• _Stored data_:
»»

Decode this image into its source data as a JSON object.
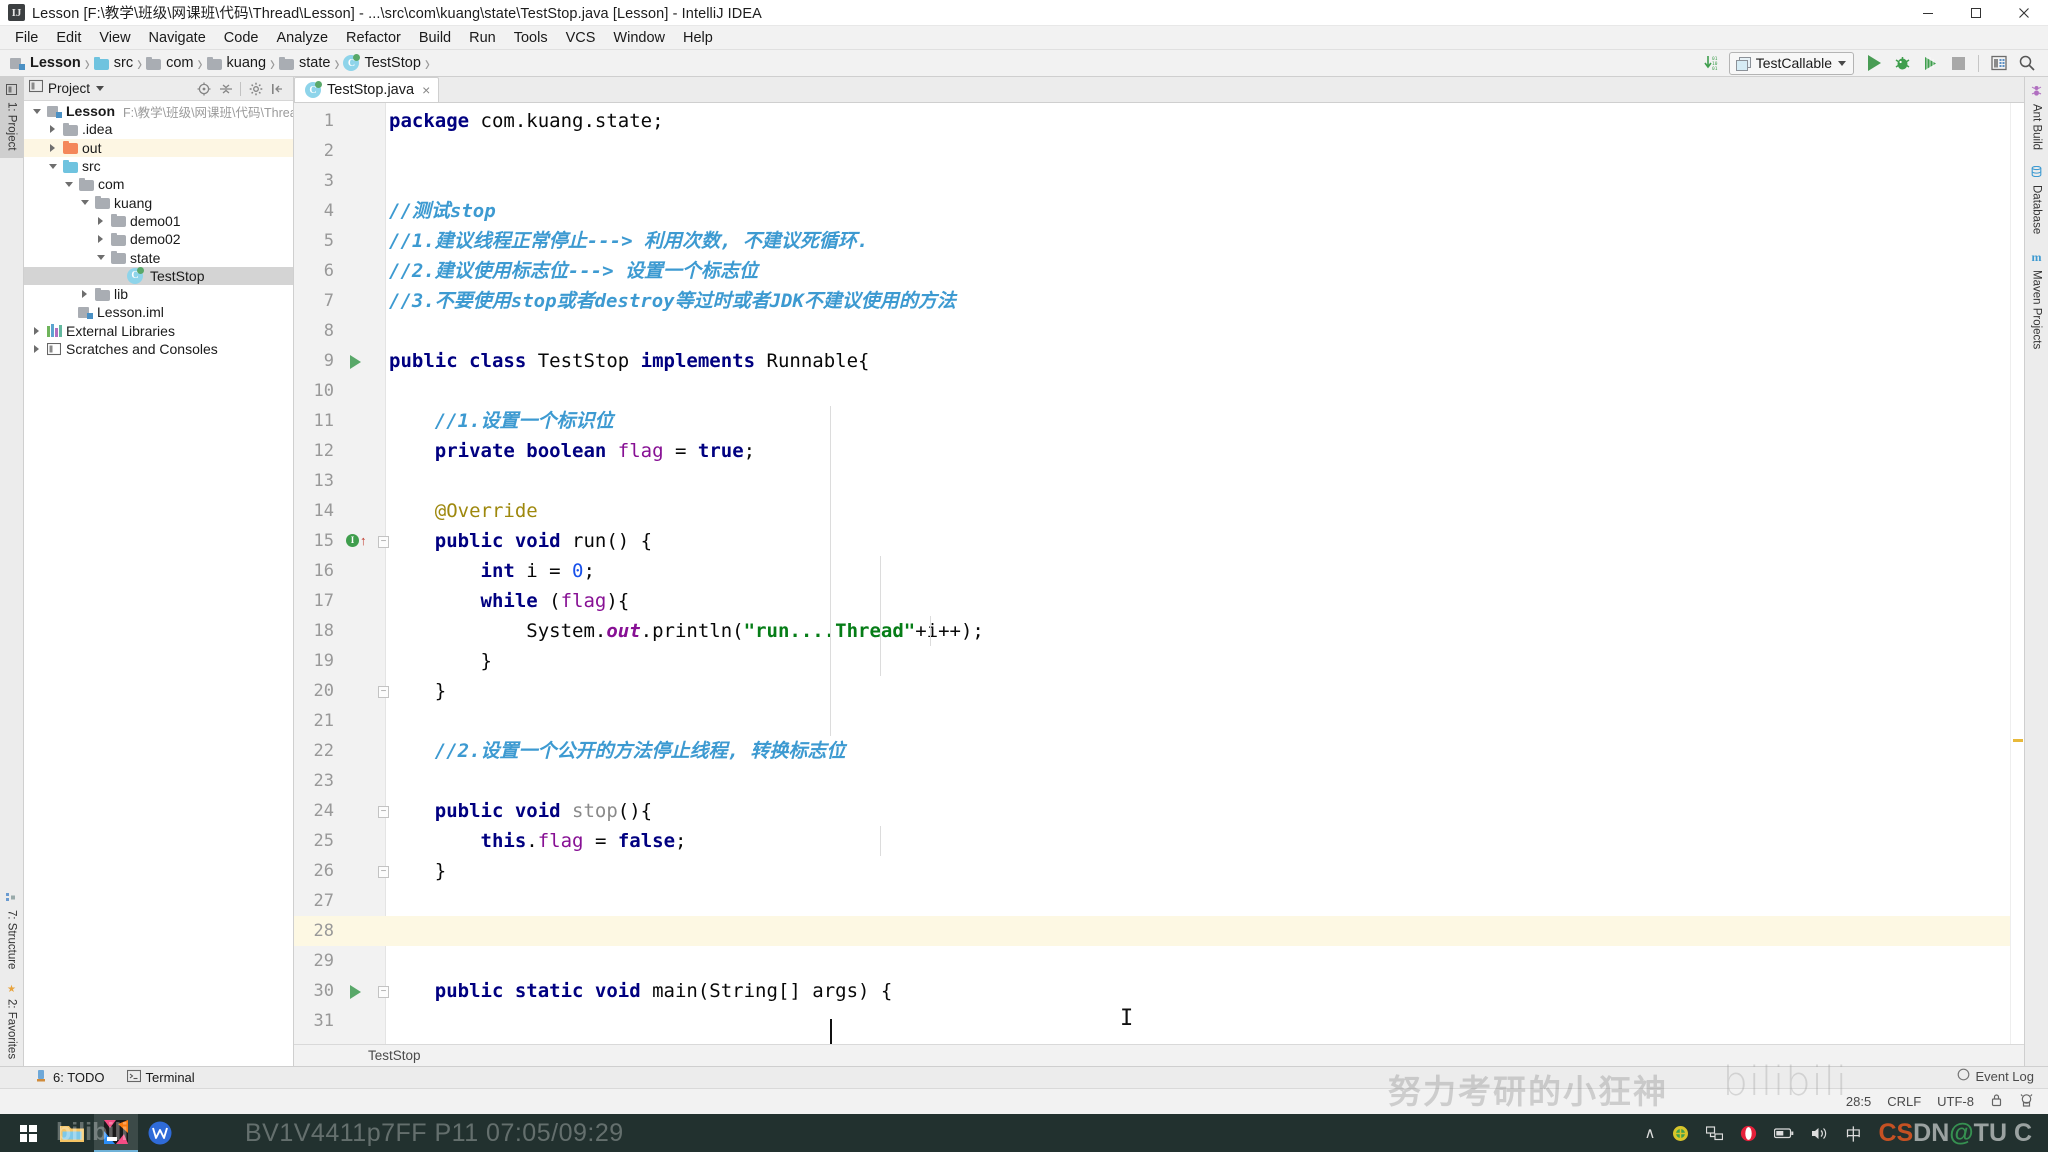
{
  "window": {
    "title": "Lesson [F:\\教学\\班级\\网课班\\代码\\Thread\\Lesson] - ...\\src\\com\\kuang\\state\\TestStop.java [Lesson] - IntelliJ IDEA",
    "app_icon": "intellij-idea-icon",
    "minimize_label": "Minimize",
    "maximize_label": "Maximize",
    "close_label": "Close"
  },
  "menubar": {
    "items": [
      {
        "label": "File"
      },
      {
        "label": "Edit"
      },
      {
        "label": "View"
      },
      {
        "label": "Navigate"
      },
      {
        "label": "Code"
      },
      {
        "label": "Analyze"
      },
      {
        "label": "Refactor"
      },
      {
        "label": "Build"
      },
      {
        "label": "Run"
      },
      {
        "label": "Tools"
      },
      {
        "label": "VCS"
      },
      {
        "label": "Window"
      },
      {
        "label": "Help"
      }
    ]
  },
  "navbar": {
    "breadcrumbs": [
      {
        "label": "Lesson",
        "icon": "module-icon"
      },
      {
        "label": "src",
        "icon": "source-folder-icon"
      },
      {
        "label": "com",
        "icon": "package-icon"
      },
      {
        "label": "kuang",
        "icon": "package-icon"
      },
      {
        "label": "state",
        "icon": "package-icon"
      },
      {
        "label": "TestStop",
        "icon": "java-class-icon"
      }
    ],
    "separator": "›",
    "run_config": "TestCallable",
    "buttons": [
      {
        "name": "compile-button",
        "label": "Build"
      },
      {
        "name": "run-button",
        "label": "Run"
      },
      {
        "name": "debug-button",
        "label": "Debug"
      },
      {
        "name": "run-coverage-button",
        "label": "Run with Coverage"
      },
      {
        "name": "stop-button",
        "label": "Stop"
      },
      {
        "name": "project-structure-button",
        "label": "Project Structure"
      },
      {
        "name": "search-everywhere-button",
        "label": "Search Everywhere"
      }
    ]
  },
  "left_rail": {
    "top": [
      {
        "label": "1: Project",
        "icon": "project-icon",
        "active": true
      }
    ],
    "bottom": [
      {
        "label": "7: Structure",
        "icon": "structure-icon"
      },
      {
        "label": "2: Favorites",
        "icon": "favorites-star-icon"
      }
    ]
  },
  "right_rail": {
    "items": [
      {
        "label": "Ant Build",
        "icon": "ant-icon"
      },
      {
        "label": "Database",
        "icon": "database-icon"
      },
      {
        "label": "Maven Projects",
        "icon": "maven-icon"
      }
    ]
  },
  "project_panel": {
    "title": "Project",
    "header_icons": [
      {
        "name": "locate-icon"
      },
      {
        "name": "collapse-all-icon"
      },
      {
        "name": "settings-gear-icon"
      },
      {
        "name": "hide-panel-icon"
      }
    ],
    "tree": [
      {
        "depth": 0,
        "twisty": "down",
        "icon": "module-icon",
        "label": "Lesson",
        "bold": true,
        "path": "F:\\教学\\班级\\网课班\\代码\\Thread\\Lesson",
        "state": "normal"
      },
      {
        "depth": 1,
        "twisty": "right",
        "icon": "folder-grey",
        "label": ".idea",
        "state": "normal"
      },
      {
        "depth": 1,
        "twisty": "right",
        "icon": "folder-orange",
        "label": "out",
        "state": "highlight"
      },
      {
        "depth": 1,
        "twisty": "down",
        "icon": "folder-blue",
        "label": "src",
        "state": "normal"
      },
      {
        "depth": 2,
        "twisty": "down",
        "icon": "package-icon",
        "label": "com",
        "state": "normal"
      },
      {
        "depth": 3,
        "twisty": "down",
        "icon": "package-icon",
        "label": "kuang",
        "state": "normal"
      },
      {
        "depth": 4,
        "twisty": "right",
        "icon": "package-icon",
        "label": "demo01",
        "state": "normal"
      },
      {
        "depth": 4,
        "twisty": "right",
        "icon": "package-icon",
        "label": "demo02",
        "state": "normal"
      },
      {
        "depth": 4,
        "twisty": "down",
        "icon": "package-icon",
        "label": "state",
        "state": "normal"
      },
      {
        "depth": 5,
        "twisty": "none",
        "icon": "java-class-icon",
        "label": "TestStop",
        "state": "selected"
      },
      {
        "depth": 2,
        "twisty": "right",
        "icon": "package-icon",
        "label": "lib",
        "state": "normal"
      },
      {
        "depth": 2,
        "twisty": "none",
        "icon": "iml-icon",
        "label": "Lesson.iml",
        "state": "normal"
      },
      {
        "depth": 0,
        "twisty": "right",
        "icon": "libraries-icon",
        "label": "External Libraries",
        "state": "normal"
      },
      {
        "depth": 0,
        "twisty": "right",
        "icon": "scratches-icon",
        "label": "Scratches and Consoles",
        "state": "normal"
      }
    ]
  },
  "editor": {
    "tab": {
      "label": "TestStop.java",
      "icon": "java-class-icon",
      "close": "×"
    },
    "breadcrumb": "TestStop",
    "caret_line": 28,
    "lines": [
      {
        "n": 1,
        "segs": [
          {
            "t": "package ",
            "c": "k"
          },
          {
            "t": "com.kuang.state;",
            "c": "plain"
          }
        ]
      },
      {
        "n": 2,
        "segs": []
      },
      {
        "n": 3,
        "segs": []
      },
      {
        "n": 4,
        "segs": [
          {
            "t": "//测试stop",
            "c": "cm"
          }
        ]
      },
      {
        "n": 5,
        "segs": [
          {
            "t": "//1.建议线程正常停止---> 利用次数, 不建议死循环.",
            "c": "cm"
          }
        ]
      },
      {
        "n": 6,
        "segs": [
          {
            "t": "//2.建议使用标志位---> 设置一个标志位",
            "c": "cm"
          }
        ]
      },
      {
        "n": 7,
        "segs": [
          {
            "t": "//3.不要使用stop或者destroy等过时或者JDK不建议使用的方法",
            "c": "cm"
          }
        ]
      },
      {
        "n": 8,
        "segs": []
      },
      {
        "n": 9,
        "segs": [
          {
            "t": "public class ",
            "c": "k"
          },
          {
            "t": "TestStop ",
            "c": "plain"
          },
          {
            "t": "implements ",
            "c": "k"
          },
          {
            "t": "Runnable{",
            "c": "plain"
          }
        ],
        "gutter": "run"
      },
      {
        "n": 10,
        "segs": []
      },
      {
        "n": 11,
        "segs": [
          {
            "t": "    //1.设置一个标识位",
            "c": "cm"
          }
        ]
      },
      {
        "n": 12,
        "segs": [
          {
            "t": "    private boolean ",
            "c": "k"
          },
          {
            "t": "flag ",
            "c": "fld"
          },
          {
            "t": "= ",
            "c": "plain"
          },
          {
            "t": "true",
            "c": "k"
          },
          {
            "t": ";",
            "c": "plain"
          }
        ]
      },
      {
        "n": 13,
        "segs": []
      },
      {
        "n": 14,
        "segs": [
          {
            "t": "    @Override",
            "c": "anno"
          }
        ]
      },
      {
        "n": 15,
        "segs": [
          {
            "t": "    public void ",
            "c": "k"
          },
          {
            "t": "run() {",
            "c": "plain"
          }
        ],
        "gutter": "override"
      },
      {
        "n": 16,
        "segs": [
          {
            "t": "        int ",
            "c": "k"
          },
          {
            "t": "i = ",
            "c": "plain"
          },
          {
            "t": "0",
            "c": "num"
          },
          {
            "t": ";",
            "c": "plain"
          }
        ]
      },
      {
        "n": 17,
        "segs": [
          {
            "t": "        while ",
            "c": "k"
          },
          {
            "t": "(",
            "c": "plain"
          },
          {
            "t": "flag",
            "c": "fld"
          },
          {
            "t": "){",
            "c": "plain"
          }
        ]
      },
      {
        "n": 18,
        "segs": [
          {
            "t": "            System.",
            "c": "plain"
          },
          {
            "t": "out",
            "c": "stat-i"
          },
          {
            "t": ".println(",
            "c": "plain"
          },
          {
            "t": "\"run....Thread\"",
            "c": "str"
          },
          {
            "t": "+i++);",
            "c": "plain"
          }
        ]
      },
      {
        "n": 19,
        "segs": [
          {
            "t": "        }",
            "c": "plain"
          }
        ]
      },
      {
        "n": 20,
        "segs": [
          {
            "t": "    }",
            "c": "plain"
          }
        ],
        "gutter": "fold"
      },
      {
        "n": 21,
        "segs": []
      },
      {
        "n": 22,
        "segs": [
          {
            "t": "    //2.设置一个公开的方法停止线程, 转换标志位",
            "c": "cm"
          }
        ]
      },
      {
        "n": 23,
        "segs": []
      },
      {
        "n": 24,
        "segs": [
          {
            "t": "    public void ",
            "c": "k"
          },
          {
            "t": "stop",
            "c": "stat"
          },
          {
            "t": "(){",
            "c": "plain"
          }
        ],
        "gutter": "fold"
      },
      {
        "n": 25,
        "segs": [
          {
            "t": "        this",
            "c": "k"
          },
          {
            "t": ".",
            "c": "plain"
          },
          {
            "t": "flag ",
            "c": "fld"
          },
          {
            "t": "= ",
            "c": "plain"
          },
          {
            "t": "false",
            "c": "k"
          },
          {
            "t": ";",
            "c": "plain"
          }
        ]
      },
      {
        "n": 26,
        "segs": [
          {
            "t": "    }",
            "c": "plain"
          }
        ],
        "gutter": "fold"
      },
      {
        "n": 27,
        "segs": []
      },
      {
        "n": 28,
        "segs": [],
        "current": true
      },
      {
        "n": 29,
        "segs": []
      },
      {
        "n": 30,
        "segs": [
          {
            "t": "    public static void ",
            "c": "k"
          },
          {
            "t": "main(String[] args) {",
            "c": "plain"
          }
        ],
        "gutter": "runfold"
      },
      {
        "n": 31,
        "segs": []
      }
    ]
  },
  "tool_window_bar": {
    "items": [
      {
        "label": "6: TODO",
        "icon": "todo-icon"
      },
      {
        "label": "Terminal",
        "icon": "terminal-icon"
      }
    ]
  },
  "statusbar": {
    "event_log": "Event Log",
    "caret_position": "28:5",
    "line_separator": "CRLF",
    "encoding": "UTF-8",
    "lock_icon": "read-write-lock-icon",
    "ide_indicator_icon": "hector-inspection-icon"
  },
  "taskbar": {
    "start_label": "Start",
    "items": [
      {
        "name": "taskbar-file-explorer",
        "label": "File Explorer"
      },
      {
        "name": "taskbar-intellij-idea",
        "label": "IntelliJ IDEA",
        "active": true
      },
      {
        "name": "taskbar-wps-office",
        "label": "WPS Office"
      }
    ],
    "tray": [
      {
        "name": "show-hidden-icons",
        "glyph": "∧"
      },
      {
        "name": "security-shield-icon"
      },
      {
        "name": "network-icon"
      },
      {
        "name": "opera-icon"
      },
      {
        "name": "battery-icon"
      },
      {
        "name": "volume-icon"
      },
      {
        "name": "ime-chinese-icon",
        "glyph": "中"
      }
    ]
  },
  "watermarks": {
    "bilibili_logo": "bilibili",
    "bilibili_video": "BV1V4411p7FF P11 07:05/09:29",
    "ide_text": "努力考研的小狂神",
    "ide_text2": "bilibili",
    "csdn": "CSDN@TU C"
  },
  "colors": {
    "accent_green": "#59a869",
    "comment_blue": "#3d9ad1",
    "keyword_navy": "#000080",
    "string_green": "#067d17",
    "field_purple": "#871094",
    "current_line": "#fdf8e3",
    "selection_grey": "#d4d4d4",
    "taskbar_bg": "#22312f"
  }
}
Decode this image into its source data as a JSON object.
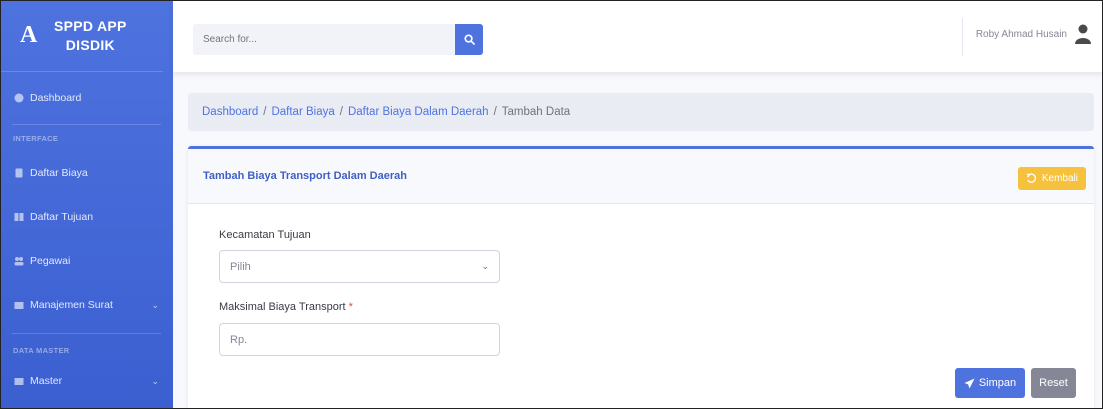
{
  "sidebar": {
    "brand_logo": "A",
    "brand_line1": "SPPD APP",
    "brand_line2": "DISDIK",
    "dashboard": "Dashboard",
    "heading_interface": "INTERFACE",
    "items": [
      {
        "label": "Daftar Biaya",
        "icon": "document-icon"
      },
      {
        "label": "Daftar Tujuan",
        "icon": "book-icon"
      },
      {
        "label": "Pegawai",
        "icon": "users-icon"
      },
      {
        "label": "Manajemen Surat",
        "icon": "folder-icon"
      }
    ],
    "heading_master": "DATA MASTER",
    "master": "Master"
  },
  "topbar": {
    "search_placeholder": "Search for...",
    "user_name": "Roby Ahmad Husain"
  },
  "breadcrumb": {
    "items": [
      "Dashboard",
      "Daftar Biaya",
      "Daftar Biaya Dalam Daerah"
    ],
    "active": "Tambah Data"
  },
  "card": {
    "title": "Tambah Biaya Transport Dalam Daerah",
    "back_label": "Kembali"
  },
  "form": {
    "kecamatan_label": "Kecamatan Tujuan",
    "kecamatan_value": "Pilih",
    "biaya_label": "Maksimal Biaya Transport",
    "required_mark": "*",
    "biaya_placeholder": "Rp.",
    "submit_label": "Simpan",
    "reset_label": "Reset"
  },
  "colors": {
    "primary": "#4e73df",
    "warning": "#f6c23e",
    "secondary": "#858796"
  }
}
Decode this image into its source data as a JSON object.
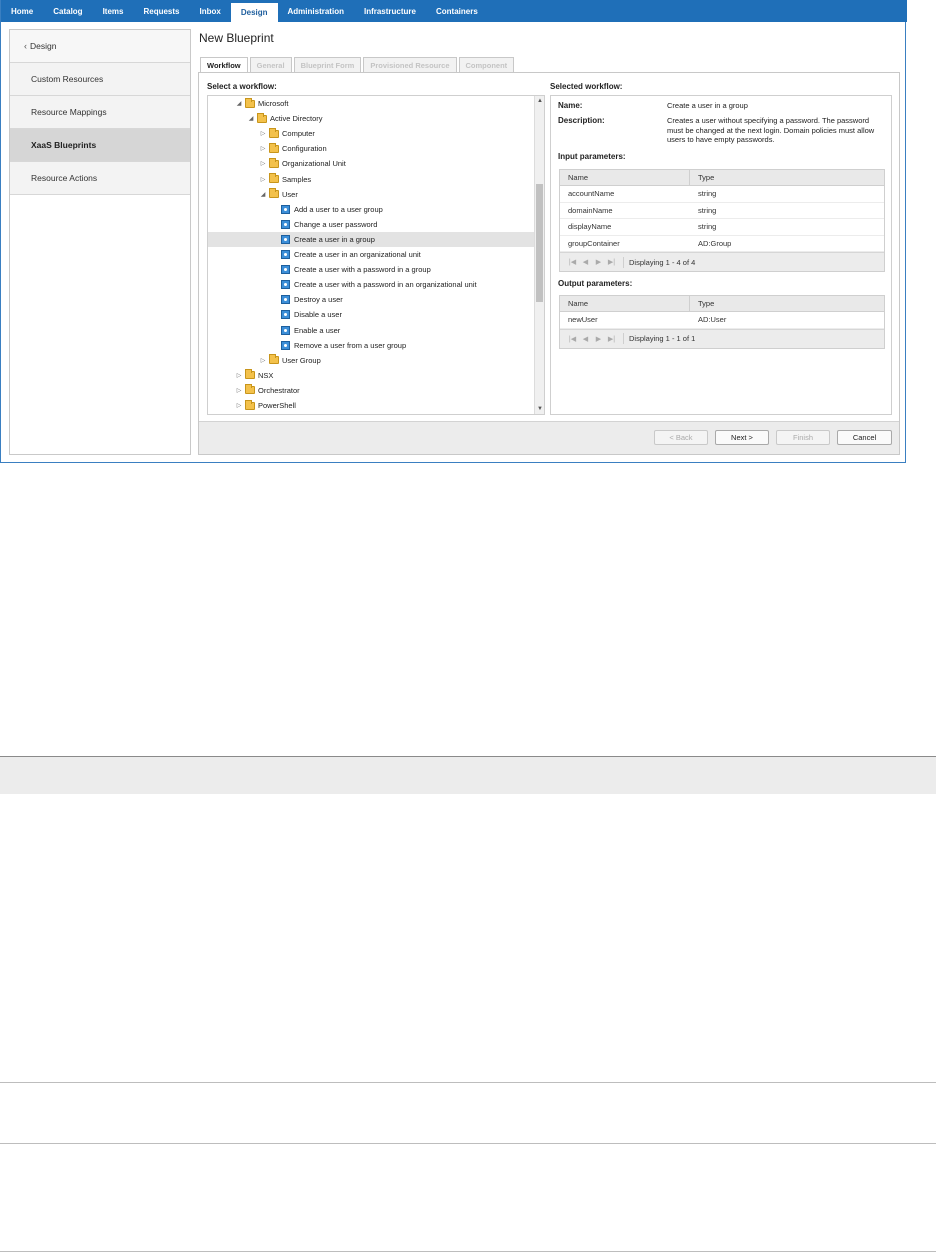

««

• _What is being asked_: Copy every line that contains the string "kuang".

• _Reply to the exercise_:
    "title": "Lesson [F:\\教学\\班级\\网课班\\代码\\Thread\\Lesson] - ...\\src\\com\\kuang\\state\\TestStop.java [Lesson] - IntelliJ IDEA",
        "label": "kuang",
        "label": "kuang",
            "t": "com.kuang.state;",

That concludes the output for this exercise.